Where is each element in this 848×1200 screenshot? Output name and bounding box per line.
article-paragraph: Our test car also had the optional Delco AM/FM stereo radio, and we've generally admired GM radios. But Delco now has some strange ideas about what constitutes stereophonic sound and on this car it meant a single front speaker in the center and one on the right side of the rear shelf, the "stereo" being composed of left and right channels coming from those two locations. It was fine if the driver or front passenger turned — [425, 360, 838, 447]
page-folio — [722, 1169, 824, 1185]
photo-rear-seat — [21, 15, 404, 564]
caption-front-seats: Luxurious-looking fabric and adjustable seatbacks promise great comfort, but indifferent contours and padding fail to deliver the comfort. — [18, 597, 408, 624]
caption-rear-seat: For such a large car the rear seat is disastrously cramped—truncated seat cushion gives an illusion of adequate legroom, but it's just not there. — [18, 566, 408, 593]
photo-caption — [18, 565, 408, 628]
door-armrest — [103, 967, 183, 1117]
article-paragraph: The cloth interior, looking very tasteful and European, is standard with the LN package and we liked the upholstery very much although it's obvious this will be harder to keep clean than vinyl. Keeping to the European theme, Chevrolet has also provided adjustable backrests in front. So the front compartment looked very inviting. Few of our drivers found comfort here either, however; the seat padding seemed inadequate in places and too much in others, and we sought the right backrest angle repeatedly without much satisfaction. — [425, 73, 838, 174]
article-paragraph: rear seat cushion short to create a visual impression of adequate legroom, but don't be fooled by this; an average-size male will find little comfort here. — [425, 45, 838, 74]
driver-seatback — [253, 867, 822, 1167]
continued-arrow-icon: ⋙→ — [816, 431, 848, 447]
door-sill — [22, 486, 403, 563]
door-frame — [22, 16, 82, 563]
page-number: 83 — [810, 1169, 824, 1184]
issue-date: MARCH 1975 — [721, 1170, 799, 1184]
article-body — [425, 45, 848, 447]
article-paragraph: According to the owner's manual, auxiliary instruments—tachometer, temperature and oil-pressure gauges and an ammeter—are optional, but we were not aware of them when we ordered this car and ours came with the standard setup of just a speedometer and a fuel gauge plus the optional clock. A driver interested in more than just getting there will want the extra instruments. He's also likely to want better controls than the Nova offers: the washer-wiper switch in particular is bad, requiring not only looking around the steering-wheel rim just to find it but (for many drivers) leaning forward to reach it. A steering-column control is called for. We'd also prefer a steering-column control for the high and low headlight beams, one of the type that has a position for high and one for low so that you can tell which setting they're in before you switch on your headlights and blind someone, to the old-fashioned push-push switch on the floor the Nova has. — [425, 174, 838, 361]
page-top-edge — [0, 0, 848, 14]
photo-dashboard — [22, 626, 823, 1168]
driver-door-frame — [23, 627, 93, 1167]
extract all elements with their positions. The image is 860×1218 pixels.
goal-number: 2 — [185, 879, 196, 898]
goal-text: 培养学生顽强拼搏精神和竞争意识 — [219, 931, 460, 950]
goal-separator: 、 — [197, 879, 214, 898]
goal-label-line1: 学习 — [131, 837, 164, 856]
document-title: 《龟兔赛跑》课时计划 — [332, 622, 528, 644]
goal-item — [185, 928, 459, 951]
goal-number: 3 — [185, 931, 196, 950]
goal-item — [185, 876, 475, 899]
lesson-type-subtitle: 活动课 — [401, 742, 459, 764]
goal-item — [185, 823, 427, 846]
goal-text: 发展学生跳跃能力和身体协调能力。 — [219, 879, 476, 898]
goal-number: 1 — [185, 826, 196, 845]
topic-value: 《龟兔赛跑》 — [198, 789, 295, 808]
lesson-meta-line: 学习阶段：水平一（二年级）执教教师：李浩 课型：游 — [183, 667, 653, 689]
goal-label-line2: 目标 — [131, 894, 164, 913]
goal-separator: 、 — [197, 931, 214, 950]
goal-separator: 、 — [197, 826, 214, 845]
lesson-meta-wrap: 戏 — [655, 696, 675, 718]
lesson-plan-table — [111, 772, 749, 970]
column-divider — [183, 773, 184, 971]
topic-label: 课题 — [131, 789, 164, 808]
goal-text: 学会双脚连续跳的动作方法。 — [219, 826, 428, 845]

→ **Aim of the task**
Please rewrite all of the data above as a Markdown table with the columns No. and Text. Number each non-blank line in order and put that line in its own row.

→ **Worked answer**
| No. | Text |
|---|---|
| 1 | Where is each element in this 848×1200 screenshot? Output name and bounding box per line. |
| 2 | article-paragraph: Our test car also had the optional Delco AM/FM stereo radio, and we've generally admired GM radios. But Delco now has some strange ideas about what constitutes stereophonic sound and on this car it meant a single front speaker in the center and one on the right side of the rear shelf, the "stereo" being composed of left and right channels coming from those two locations. It was fine if the driver or front passenger turned — [425, 360, 838, 447] |
| 3 | page-folio — [722, 1169, 824, 1185] |
| 4 | photo-rear-seat — [21, 15, 404, 564] |
| 5 | caption-front-seats: Luxurious-looking fabric and adjustable seatbacks promise great comfort, but indifferent contours and padding fail to deliver the comfort. — [18, 597, 408, 624] |
| 6 | caption-rear-seat: For such a large car the rear seat is disastrously cramped—truncated seat cushion gives an illusion of adequate legroom, but it's just not there. — [18, 566, 408, 593] |
| 7 | photo-caption — [18, 565, 408, 628] |
| 8 | door-armrest — [103, 967, 183, 1117] |
| 9 | article-paragraph: The cloth interior, looking very tasteful and European, is standard with the LN package and we liked the upholstery very much although it's obvious this will be harder to keep clean than vinyl. Keeping to the European theme, Chevrolet has also provided adjustable backrests in front. So the front compartment looked very inviting. Few of our drivers found comfort here either, however; the seat padding seemed inadequate in places and too much in others, and we sought the right backrest angle repeatedly without much satisfaction. — [425, 73, 838, 174] |
| 10 | article-paragraph: rear seat cushion short to create a visual impression of adequate legroom, but don't be fooled by this; an average-size male will find little comfort here. — [425, 45, 838, 74] |
| 11 | driver-seatback — [253, 867, 822, 1167] |
| 12 | continued-arrow-icon: ⋙→ — [816, 431, 848, 447] |
| 13 | door-sill — [22, 486, 403, 563] |
| 14 | door-frame — [22, 16, 82, 563] |
| 15 | page-number: 83 — [810, 1169, 824, 1184] |
| 16 | issue-date: MARCH 1975 — [721, 1170, 799, 1184] |
| 17 | article-body — [425, 45, 848, 447] |
| 18 | article-paragraph: According to the owner's manual, auxiliary instruments—tachometer, temperature and oil-pressure gauges and an ammeter—are optional, but we were not aware of them when we ordered this car and ours came with the standard setup of just a speedometer and a fuel gauge plus the optional clock. A driver interested in more than just getting there will want the extra instruments. He's also likely to want better controls than the Nova offers: the washer-wiper switch in particular is bad, requiring not only looking around the steering-wheel rim just to find it but (for many drivers) leaning forward to reach it. A steering-column control is called for. We'd also prefer a steering-column control for the high and low headlight beams, one of the type that has a position for high and one for low so that you can tell which setting they're in before you switch on your headlights and blind someone, to the old-fashioned push-push switch on the floor the Nova has. — [425, 174, 838, 361] |
| 19 | page-top-edge — [0, 0, 848, 14] |
| 20 | photo-dashboard — [22, 626, 823, 1168] |
| 21 | driver-door-frame — [23, 627, 93, 1167] |
| 22 | extract all elements with their positions. The image is 860×1218 pixels. |
| 23 | goal-number: 2 — [185, 879, 196, 898] |
| 24 | goal-text: 培养学生顽强拼搏精神和竞争意识 — [219, 931, 460, 950] |
| 25 | goal-separator: 、 — [197, 879, 214, 898] |
| 26 | goal-label-line1: 学习 — [131, 837, 164, 856] |
| 27 | document-title: 《龟兔赛跑》课时计划 — [332, 622, 528, 644] |
| 28 | goal-item — [185, 928, 459, 951] |
| 29 | goal-number: 3 — [185, 931, 196, 950] |
| 30 | goal-item — [185, 876, 475, 899] |
| 31 | lesson-type-subtitle: 活动课 — [401, 742, 459, 764] |
| 32 | goal-item — [185, 823, 427, 846] |
| 33 | goal-text: 发展学生跳跃能力和身体协调能力。 — [219, 879, 476, 898] |
| 34 | goal-number: 1 — [185, 826, 196, 845] |
| 35 | topic-value: 《龟兔赛跑》 — [198, 789, 295, 808] |
| 36 | lesson-meta-line: 学习阶段：水平一（二年级）执教教师：李浩 课型：游 — [183, 667, 653, 689] |
| 37 | goal-label-line2: 目标 — [131, 894, 164, 913] |
| 38 | goal-separator: 、 — [197, 931, 214, 950] |
| 39 | goal-separator: 、 — [197, 826, 214, 845] |
| 40 | lesson-meta-wrap: 戏 — [655, 696, 675, 718] |
| 41 | lesson-plan-table — [111, 772, 749, 970] |
| 42 | column-divider — [183, 773, 184, 971] |
| 43 | topic-label: 课题 — [131, 789, 164, 808] |
| 44 | goal-text: 学会双脚连续跳的动作方法。 — [219, 826, 428, 845] |